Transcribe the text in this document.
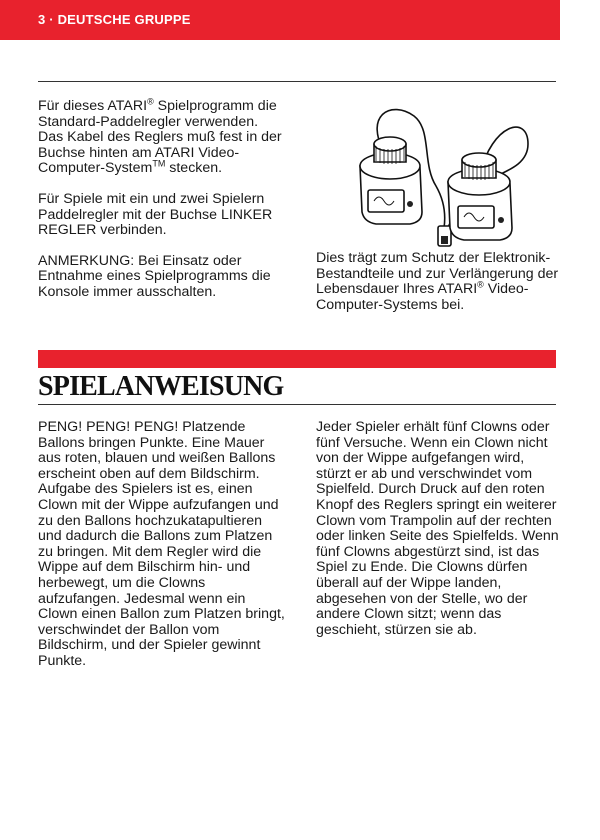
3 · DEUTSCHE GRUPPE

Für dieses ATARI® Spielprogramm die Standard-Paddelregler verwenden. Das Kabel des Reglers muß fest in der Buchse hinten am ATARI Video-Computer-System™ stecken.

Für Spiele mit ein und zwei Spielern Paddelregler mit der Buchse LINKER REGLER verbinden.

ANMERKUNG: Bei Einsatz oder Entnahme eines Spielprogramms die Konsole immer ausschalten.

Dies trägt zum Schutz der Elektronik-Bestandteile und zur Verlängerung der Lebensdauer Ihres ATARI® Video-Computer-Systems bei.

SPIELANWEISUNG

PENG! PENG! PENG! Platzende Ballons bringen Punkte. Eine Mauer aus roten, blauen und weißen Ballons erscheint oben auf dem Bildschirm. Aufgabe des Spielers ist es, einen Clown mit der Wippe aufzufangen und zu den Ballons hochzukatapultieren und dadurch die Ballons zum Platzen zu bringen. Mit dem Regler wird die Wippe auf dem Bilschirm hin- und herbewegt, um die Clowns aufzufangen. Jedesmal wenn ein Clown einen Ballon zum Platzen bringt, verschwindet der Ballon vom Bildschirm, und der Spieler gewinnt Punkte.

Jeder Spieler erhält fünf Clowns oder fünf Versuche. Wenn ein Clown nicht von der Wippe aufgefangen wird, stürzt er ab und verschwindet vom Spielfeld. Durch Druck auf den roten Knopf des Reglers springt ein weiterer Clown vom Trampolin auf der rechten oder linken Seite des Spielfelds. Wenn fünf Clowns abgestürzt sind, ist das Spiel zu Ende. Die Clowns dürfen überall auf der Wippe landen, abgesehen von der Stelle, wo der andere Clown sitzt; wenn das geschieht, stürzen sie ab.
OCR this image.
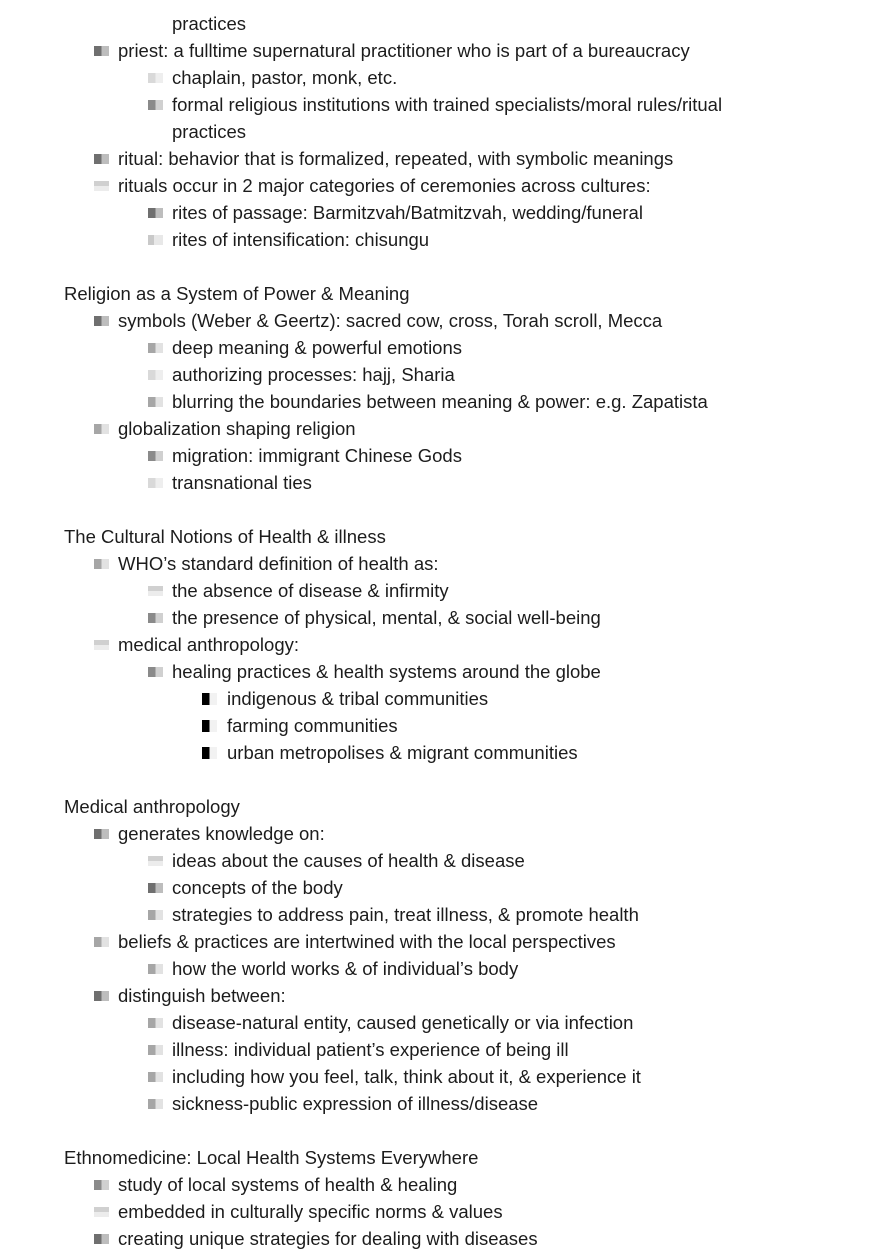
practices
priest: a fulltime supernatural practitioner who is part of a bureaucracy
chaplain, pastor, monk, etc.
formal religious institutions with trained specialists/moral rules/ritual
practices
ritual: behavior that is formalized, repeated, with symbolic meanings
rituals occur in 2 major categories of ceremonies across cultures:
rites of passage: Barmitzvah/Batmitzvah, wedding/funeral
rites of intensification: chisungu
Religion as a System of Power & Meaning
symbols (Weber & Geertz): sacred cow, cross, Torah scroll, Mecca
deep meaning & powerful emotions
authorizing processes: hajj, Sharia
blurring the boundaries between meaning & power: e.g. Zapatista
globalization shaping religion
migration: immigrant Chinese Gods
transnational ties
The Cultural Notions of Health & illness
WHO’s standard definition of health as:
the absence of disease & infirmity
the presence of physical, mental, & social well-being
medical anthropology:
healing practices & health systems around the globe
indigenous & tribal communities
farming communities
urban metropolises & migrant communities
Medical anthropology
generates knowledge on:
ideas about the causes of health & disease
concepts of the body
strategies to address pain, treat illness, & promote health
beliefs & practices are intertwined with the local perspectives
how the world works & of individual’s body
distinguish between:
disease-natural entity, caused genetically or via infection
illness: individual patient’s experience of being ill
including how you feel, talk, think about it, & experience it
sickness-public expression of illness/disease
Ethnomedicine: Local Health Systems Everywhere
study of local systems of health & healing
embedded in culturally specific norms & values
creating unique strategies for dealing with diseases
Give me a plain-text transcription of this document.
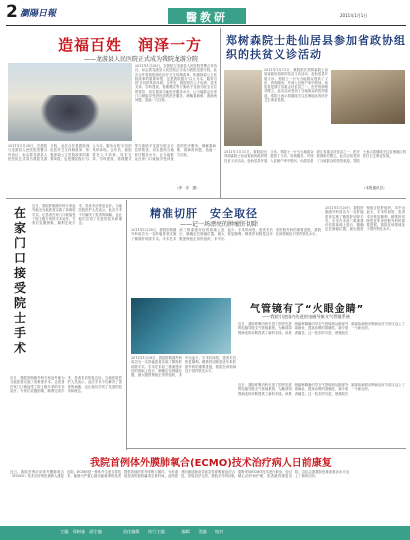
2 瀏陽日報	醫教研	2011年1月1日
造福百姓　润泽一方
——龙游县人民医院正式成为我院龙游分院
2011年1月28日，在我院与龙游县人民医院签署合作协议，标志着龙游县人民医院正式成为我院龙游分院。此次合作是我院深化医疗卫生体制改革、积极探索公立医院改革的重要举措，也是我院践行'以人为本、服务百姓'宗旨的具体体现。合作后，我院将在人才培养、技术支持、学科建设、管理模式等方面给予龙游分院全方位的帮扶，切实提高当地医疗服务水平，让当地群众在家门口就能享受到优质的医疗服务，缓解看病难、看病贵问题，造福一方百姓。
2011年1月28日，在我院与龙游县人民医院签署合作协议，标志着龙游县人民医院正式成为我院龙游分院。此次合作是我院深化医疗卫生体制改革、积极探索公立医院改革的重要举措，也是我院践行'以人为本、服务百姓'宗旨的具体体现。合作后，我院将在人才培养、技术支持、学科建设、管理模式等方面给予龙游分院全方位的帮扶，切实提高当地医疗服务水平，让当地群众在家门口就能享受到优质的医疗服务，缓解看病难、看病贵问题，造福一方百姓。
（李　洋　摄）
郑树森院士赴仙居县参加省政协组织的扶贫义诊活动
2011年1月11日，我院院长郑树森院士参加省政协组织的扶贫义诊活动，赴仙居县开展义诊。郑院士一行为当地群众提供了义诊、咨询服务，并深入贫困户家中慰问。仙居县是浙江省重点扶贫县之一，医疗资源相对匮乏。此次活动受到了当地群众的热烈欢迎，郑院士表示将继续关注贫困地区的医疗卫生事业发展。
2011年1月11日，我院院长郑树森院士参加省政协组织的扶贫义诊活动，赴仙居县开展义诊。郑院士一行为当地群众提供了义诊、咨询服务，并深入贫困户家中慰问。仙居县是浙江省重点扶贫县之一，医疗资源相对匮乏。此次活动受到了当地群众的热烈欢迎，郑院士表示将继续关注贫困地区的医疗卫生事业发展。
（本报通讯员）
在家门口接受院士手术
近日，我院肝胆胰外科专家赴外地为当地患者实施了高难度手术，让患者在家门口就接受了院士级专家的手术治疗。专家们克服困难，顺利完成手术，患者术后恢复良好。当地医院医护人员表示，此次手术不仅解决了患者的病痛，也让他们学到了先进的技术和理念。
近日，我院肝胆胰外科专家赴外地为当地患者实施了高难度手术，让患者在家门口就接受了院士级专家的手术治疗。专家们克服困难，顺利完成手术，患者术后恢复良好。当地医院医护人员表示，此次手术不仅解决了患者的病痛，也让他们学到了先进的技术和理念。
精准切肝　安全取径
——记一场漂亮的肿瘤肝切除
2011年1月28日，我院肝胆胰外科成功为一名肝癌患者实施了精准肝切除手术。手术在术前三维重建评估的基础上进行，精确定位肿瘤位置，最大限度保留正常肝组织，术中出血少，手术时间短，患者术后恢复顺利。精准肝切除是近年来肝脏外科的重要进展，我院在该领域处于国内领先水平。
2011年1月28日，我院肝胆胰外科成功为一名肝癌患者实施了精准肝切除手术。手术在术前三维重建评估的基础上进行，精确定位肿瘤位置，最大限度保留正常肝组织，术中出血少，手术时间短，患者术后恢复顺利。精准肝切除是近年来肝脏外科的重要进展，我院在该领域处于国内领先水平。
2011年1月28日，我院肝胆胰外科成功为一名肝癌患者实施了精准肝切除手术。手术在术前三维重建评估的基础上进行，精确定位肿瘤位置，最大限度保留正常肝组织，术中出血少，手术时间短，患者术后恢复顺利。精准肝切除是近年来肝脏外科的重要进展，我院在该领域处于国内领先水平。
气管镜有了“火眼金睛”
——我院引进国内先进的电磁导航支气管镜系统
近日，我院呼吸内科引进了国内先进的电磁导航支气管镜系统，为肺部周围病变的诊断提供了新的手段。该系统能够精确引导支气管镜到达肺部外周病灶，提高诊断的准确性，减少患者痛苦。这一技术的引进，使我院在肺部疾病的诊断和治疗方面又迈上了一个新台阶。
近日，我院呼吸内科引进了国内先进的电磁导航支气管镜系统，为肺部周围病变的诊断提供了新的手段。该系统能够精确引导支气管镜到达肺部外周病灶，提高诊断的准确性，减少患者痛苦。这一技术的引进，使我院在肺部疾病的诊断和治疗方面又迈上了一个新台阶。
我院首例体外膜肺氧合(ECMO)技术治疗病人日前康复
近日，我院首例应用体外膜肺氧合（ECMO）技术治疗的危重病人康复出院。ECMO是一种体外生命支持技术，能够为严重心肺功能衰竭的患者提供持续的体外呼吸与循环，为危重症患者的抢救赢得宝贵时间。此例患者因重症肺炎导致急性呼吸窘迫综合征，常规治疗无效，我院多学科团队果断采用ECMO技术进行救治，经过精心治疗和护理，患者最终康复出院。这标志着我院危重症救治水平迈上了新的台阶。
主编　郑树森　副主编　　　　　责任编辑　　执行主编　　　　编辑　　美编　　校对
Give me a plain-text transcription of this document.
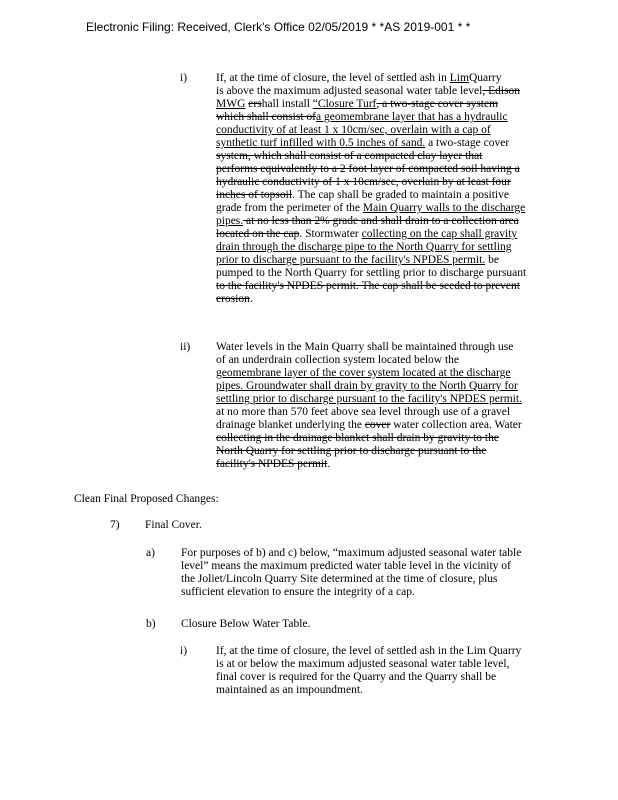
Electronic Filing: Received, Clerk's Office 02/05/2019 * *AS 2019-001 * *
i)	If, at the time of closure, the level of settled ash in LimQuarry
is above the maximum adjusted seasonal water table level, Edison
MWG ershall install “Closure Turf, a two-stage cover system
which shall consist ofa geomembrane layer that has a hydraulic
conductivity of at least 1 x 10cm/sec, overlain with a cap of
synthetic turf infilled with 0.5 inches of sand. a two-stage cover
system, which shall consist of a compacted clay layer that
performs equivalently to a 2 foot layer of compacted soil having a
hydraulic conductivity of 1 x 10cm/sec, overlain by at least four
inches of topsoil. The cap shall be graded to maintain a positive
grade from the perimeter of the Main Quarry walls to the discharge
pipes. at no less than 2% grade and shall drain to a collection area
located on the cap. Stormwater collecting on the cap shall gravity
drain through the discharge pipe to the North Quarry for settling
prior to discharge pursuant to the facility's NPDES permit. be
pumped to the North Quarry for settling prior to discharge pursuant
to the facility's NPDES permit. The cap shall be seeded to prevent
erosion.
ii) Water levels in the Main Quarry shall be maintained through use
of an underdrain collection system located below the
geomembrane layer of the cover system located at the discharge
pipes. Groundwater shall drain by gravity to the North Quarry for
settling prior to discharge pursuant to the facility's NPDES permit.
at no more than 570 feet above sea level through use of a gravel
drainage blanket underlying the cover water collection area. Water
collecting in the drainage blanket shall drain by gravity to the
North Quarry for settling prior to discharge pursuant to the
facility's NPDES permit.
Clean Final Proposed Changes:
7) Final Cover.
a) For purposes of b) and c) below, “maximum adjusted seasonal water table
level” means the maximum predicted water table level in the vicinity of
the Joliet/Lincoln Quarry Site determined at the time of closure, plus
sufficient elevation to ensure the integrity of a cap.
b) Closure Below Water Table.
i)	If, at the time of closure, the level of settled ash in the Lim Quarry
is at or below the maximum adjusted seasonal water table level,
final cover is required for the Quarry and the Quarry shall be
maintained as an impoundment.
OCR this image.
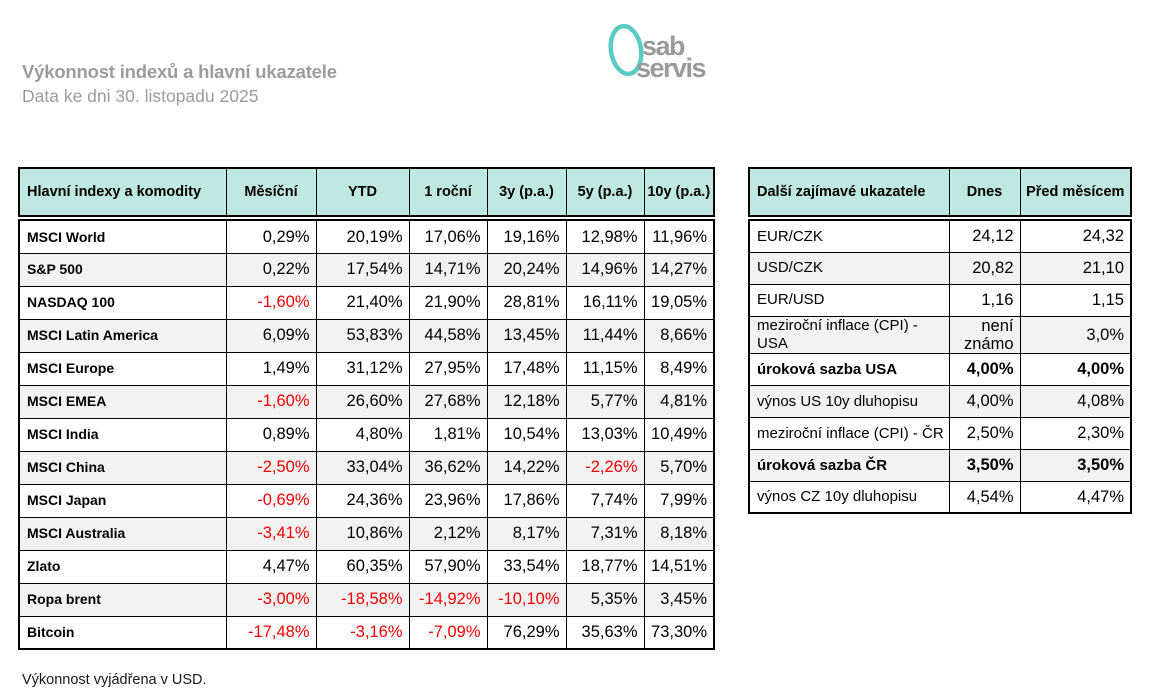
Výkonnost indexů a hlavní ukazatele
Data ke dni 30. listopadu 2025
sab
servis
Hlavní indexy a komodity	Měsíční	YTD	1 roční	3y (p.a.)	5y (p.a.)	10y (p.a.)
MSCI World	0,29%	20,19%	17,06%	19,16%	12,98%	11,96%
S&P 500	0,22%	17,54%	14,71%	20,24%	14,96%	14,27%
NASDAQ 100	-1,60%	21,40%	21,90%	28,81%	16,11%	19,05%
MSCI Latin America	6,09%	53,83%	44,58%	13,45%	11,44%	8,66%
MSCI Europe	1,49%	31,12%	27,95%	17,48%	11,15%	8,49%
MSCI EMEA	-1,60%	26,60%	27,68%	12,18%	5,77%	4,81%
MSCI India	0,89%	4,80%	1,81%	10,54%	13,03%	10,49%
MSCI China	-2,50%	33,04%	36,62%	14,22%	-2,26%	5,70%
MSCI Japan	-0,69%	24,36%	23,96%	17,86%	7,74%	7,99%
MSCI Australia	-3,41%	10,86%	2,12%	8,17%	7,31%	8,18%
Zlato	4,47%	60,35%	57,90%	33,54%	18,77%	14,51%
Ropa brent	-3,00%	-18,58%	-14,92%	-10,10%	5,35%	3,45%
Bitcoin	-17,48%	-3,16%	-7,09%	76,29%	35,63%	73,30%
Další zajímavé ukazatele	Dnes	Před měsícem
EUR/CZK	24,12	24,32
USD/CZK	20,82	21,10
EUR/USD	1,16	1,15
meziroční inflace (CPI) - USA	není známo	3,0%
úroková sazba USA	4,00%	4,00%
výnos US 10y dluhopisu	4,00%	4,08%
meziroční inflace (CPI) - ČR	2,50%	2,30%
úroková sazba ČR	3,50%	3,50%
výnos CZ 10y dluhopisu	4,54%	4,47%
Výkonnost vyjádřena v USD.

→ Exercise goal
Tally the lines above containing "geomembrane". Answer with the count only.

→ Exercise answer
2